Description of the task: Reproduce each line exactly, including spacing and punctuation.

Record extracts:
========

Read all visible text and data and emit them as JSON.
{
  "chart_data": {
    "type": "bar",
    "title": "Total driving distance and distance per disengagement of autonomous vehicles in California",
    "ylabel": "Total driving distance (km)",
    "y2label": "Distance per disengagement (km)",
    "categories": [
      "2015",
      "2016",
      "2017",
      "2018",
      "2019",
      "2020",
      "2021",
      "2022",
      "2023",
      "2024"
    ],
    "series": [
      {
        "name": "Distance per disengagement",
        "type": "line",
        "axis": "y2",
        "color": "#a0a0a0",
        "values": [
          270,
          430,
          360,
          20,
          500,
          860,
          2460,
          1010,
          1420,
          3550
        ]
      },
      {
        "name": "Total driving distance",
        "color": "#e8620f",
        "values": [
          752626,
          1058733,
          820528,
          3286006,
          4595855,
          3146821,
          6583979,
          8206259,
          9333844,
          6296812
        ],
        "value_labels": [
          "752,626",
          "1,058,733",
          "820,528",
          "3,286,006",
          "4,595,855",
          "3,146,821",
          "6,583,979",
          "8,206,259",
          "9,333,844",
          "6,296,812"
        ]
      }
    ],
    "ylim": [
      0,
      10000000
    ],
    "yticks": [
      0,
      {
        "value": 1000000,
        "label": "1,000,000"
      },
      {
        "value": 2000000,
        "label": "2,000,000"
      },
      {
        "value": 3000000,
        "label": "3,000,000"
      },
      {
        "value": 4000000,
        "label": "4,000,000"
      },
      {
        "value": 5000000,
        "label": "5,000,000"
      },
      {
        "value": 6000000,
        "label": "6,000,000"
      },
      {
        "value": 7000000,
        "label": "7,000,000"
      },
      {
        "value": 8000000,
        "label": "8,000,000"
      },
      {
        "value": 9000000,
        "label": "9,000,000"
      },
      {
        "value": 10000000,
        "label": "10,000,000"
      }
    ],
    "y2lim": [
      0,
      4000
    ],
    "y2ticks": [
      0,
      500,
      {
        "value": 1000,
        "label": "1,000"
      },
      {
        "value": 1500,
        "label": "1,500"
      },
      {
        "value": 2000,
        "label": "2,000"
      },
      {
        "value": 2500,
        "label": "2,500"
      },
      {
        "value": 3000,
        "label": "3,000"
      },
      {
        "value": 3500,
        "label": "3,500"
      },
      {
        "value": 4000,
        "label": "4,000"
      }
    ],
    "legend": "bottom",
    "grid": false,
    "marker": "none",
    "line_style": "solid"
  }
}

========

Final answer:
Read all visible text and data and emit them as JSON.
{
  "chart_data": {
    "type": "bar",
    "title": "Total driving distance and distance per disengagement of autonomous vehicles in California",
    "ylabel": "Total driving distance (km)",
    "y2label": "Distance per disengagement (km)",
    "categories": [
      "2015",
      "2016",
      "2017",
      "2018",
      "2019",
      "2020",
      "2021",
      "2022",
      "2023",
      "2024"
    ],
    "series": [
      {
        "name": "Distance per disengagement",
        "type": "line",
        "axis": "y2",
        "color": "#a0a0a0",
        "values": [
          270,
          430,
          360,
          20,
          500,
          860,
          2460,
          1010,
          1420,
          3550
        ]
      },
      {
        "name": "Total driving distance",
        "color": "#e8620f",
        "values": [
          752626,
          1058733,
          820528,
          3286006,
          4595855,
          3146821,
          6583979,
          8206259,
          9333844,
          6296812
        ],
        "value_labels": [
          "752,626",
          "1,058,733",
          "820,528",
          "3,286,006",
          "4,595,855",
          "3,146,821",
          "6,583,979",
          "8,206,259",
          "9,333,844",
          "6,296,812"
        ]
      }
    ],
    "ylim": [
      0,
      10000000
    ],
    "yticks": [
      0,
      {
        "value": 1000000,
        "label": "1,000,000"
      },
      {
        "value": 2000000,
        "label": "2,000,000"
      },
      {
        "value": 3000000,
        "label": "3,000,000"
      },
      {
        "value": 4000000,
        "label": "4,000,000"
      },
      {
        "value": 5000000,
        "label": "5,000,000"
      },
      {
        "value": 6000000,
        "label": "6,000,000"
      },
      {
        "value": 7000000,
        "label": "7,000,000"
      },
      {
        "value": 8000000,
        "label": "8,000,000"
      },
      {
        "value": 9000000,
        "label": "9,000,000"
      },
      {
        "value": 10000000,
        "label": "10,000,000"
      }
    ],
    "y2lim": [
      0,
      4000
    ],
    "y2ticks": [
      0,
      500,
      {
        "value": 1000,
        "label": "1,000"
      },
      {
        "value": 1500,
        "label": "1,500"
      },
      {
        "value": 2000,
        "label": "2,000"
      },
      {
        "value": 2500,
        "label": "2,500"
      },
      {
        "value": 3000,
        "label": "3,000"
      },
      {
        "value": 3500,
        "label": "3,500"
      },
      {
        "value": 4000,
        "label": "4,000"
      }
    ],
    "legend": "bottom",
    "grid": false,
    "marker": "none",
    "line_style": "solid"
  }
}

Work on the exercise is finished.